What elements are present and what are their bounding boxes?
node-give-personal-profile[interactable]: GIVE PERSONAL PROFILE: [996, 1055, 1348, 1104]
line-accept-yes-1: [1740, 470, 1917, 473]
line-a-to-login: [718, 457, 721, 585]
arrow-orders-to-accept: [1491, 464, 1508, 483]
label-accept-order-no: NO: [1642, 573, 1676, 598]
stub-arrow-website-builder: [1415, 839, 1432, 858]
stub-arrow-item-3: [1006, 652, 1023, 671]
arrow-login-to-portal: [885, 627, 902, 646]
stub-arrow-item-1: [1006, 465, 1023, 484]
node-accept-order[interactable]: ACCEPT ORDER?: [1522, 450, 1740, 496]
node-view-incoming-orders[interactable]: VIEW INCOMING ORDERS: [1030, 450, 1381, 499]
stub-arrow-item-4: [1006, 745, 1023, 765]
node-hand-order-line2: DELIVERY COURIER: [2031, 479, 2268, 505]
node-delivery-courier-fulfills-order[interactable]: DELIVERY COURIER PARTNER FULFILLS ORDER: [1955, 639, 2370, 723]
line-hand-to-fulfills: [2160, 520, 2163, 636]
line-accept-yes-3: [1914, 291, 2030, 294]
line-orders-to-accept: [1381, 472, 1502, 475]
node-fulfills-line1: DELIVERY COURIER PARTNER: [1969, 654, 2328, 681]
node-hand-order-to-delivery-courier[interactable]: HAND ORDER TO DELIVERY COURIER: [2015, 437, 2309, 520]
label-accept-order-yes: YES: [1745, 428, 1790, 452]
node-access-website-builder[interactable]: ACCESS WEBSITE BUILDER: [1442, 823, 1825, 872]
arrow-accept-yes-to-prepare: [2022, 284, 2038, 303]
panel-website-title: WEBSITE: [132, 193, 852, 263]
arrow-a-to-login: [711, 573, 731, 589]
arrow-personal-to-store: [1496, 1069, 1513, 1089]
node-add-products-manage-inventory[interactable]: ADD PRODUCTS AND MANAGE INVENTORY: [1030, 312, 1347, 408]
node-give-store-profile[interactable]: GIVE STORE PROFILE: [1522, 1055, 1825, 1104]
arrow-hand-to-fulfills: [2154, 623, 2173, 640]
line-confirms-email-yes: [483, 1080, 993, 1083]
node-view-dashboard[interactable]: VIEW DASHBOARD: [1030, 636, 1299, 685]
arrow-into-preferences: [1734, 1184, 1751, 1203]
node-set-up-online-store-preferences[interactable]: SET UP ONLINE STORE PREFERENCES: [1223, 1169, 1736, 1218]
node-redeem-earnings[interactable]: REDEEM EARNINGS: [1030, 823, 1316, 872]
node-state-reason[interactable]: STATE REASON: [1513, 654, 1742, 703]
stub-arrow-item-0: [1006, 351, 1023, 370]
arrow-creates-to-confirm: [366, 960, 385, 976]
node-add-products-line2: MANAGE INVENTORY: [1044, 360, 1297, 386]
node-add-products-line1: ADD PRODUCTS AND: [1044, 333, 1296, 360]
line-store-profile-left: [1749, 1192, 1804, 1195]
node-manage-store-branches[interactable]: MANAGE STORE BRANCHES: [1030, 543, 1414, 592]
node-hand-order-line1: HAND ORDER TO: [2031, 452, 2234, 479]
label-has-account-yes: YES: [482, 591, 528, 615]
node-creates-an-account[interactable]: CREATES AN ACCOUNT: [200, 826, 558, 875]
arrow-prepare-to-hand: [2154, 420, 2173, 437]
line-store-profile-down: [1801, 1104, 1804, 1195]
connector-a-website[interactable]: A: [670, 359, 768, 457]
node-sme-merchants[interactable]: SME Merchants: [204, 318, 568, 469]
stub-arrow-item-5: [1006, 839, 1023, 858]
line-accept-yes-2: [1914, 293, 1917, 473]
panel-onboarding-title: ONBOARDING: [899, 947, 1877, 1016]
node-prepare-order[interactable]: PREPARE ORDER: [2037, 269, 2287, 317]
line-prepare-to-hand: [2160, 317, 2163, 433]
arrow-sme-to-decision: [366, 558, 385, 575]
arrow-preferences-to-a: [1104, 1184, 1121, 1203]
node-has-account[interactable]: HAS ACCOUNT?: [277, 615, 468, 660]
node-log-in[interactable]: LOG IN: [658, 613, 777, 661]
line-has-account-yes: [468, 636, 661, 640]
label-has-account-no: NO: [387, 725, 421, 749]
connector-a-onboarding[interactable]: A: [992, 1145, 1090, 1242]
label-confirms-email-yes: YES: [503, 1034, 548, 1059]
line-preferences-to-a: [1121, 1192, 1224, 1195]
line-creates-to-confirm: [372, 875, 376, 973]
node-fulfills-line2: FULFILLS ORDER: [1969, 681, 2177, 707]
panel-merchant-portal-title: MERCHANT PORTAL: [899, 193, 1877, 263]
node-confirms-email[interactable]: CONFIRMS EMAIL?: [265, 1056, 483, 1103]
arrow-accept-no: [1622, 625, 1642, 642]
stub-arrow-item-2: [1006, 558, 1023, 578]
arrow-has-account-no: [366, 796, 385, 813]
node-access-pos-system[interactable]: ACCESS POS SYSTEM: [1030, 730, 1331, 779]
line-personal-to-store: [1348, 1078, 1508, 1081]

******************************

# WHAT THIS TASK INVOLVES
Turn the data from its first line through the line containing "label-accept-order-no: NO: [1642, 573, 1676, 598]", both included, into a Markdown table with the columns Row and Line. Number each line and leave out blank lines.

# WRITTEN ANSWER
| Row | Line |
|---|---|
| 1 | What elements are present and what are their bounding boxes? |
| 2 | node-give-personal-profile[interactable]: GIVE PERSONAL PROFILE: [996, 1055, 1348, 1104] |
| 3 | line-accept-yes-1: [1740, 470, 1917, 473] |
| 4 | line-a-to-login: [718, 457, 721, 585] |
| 5 | arrow-orders-to-accept: [1491, 464, 1508, 483] |
| 6 | label-accept-order-no: NO: [1642, 573, 1676, 598] |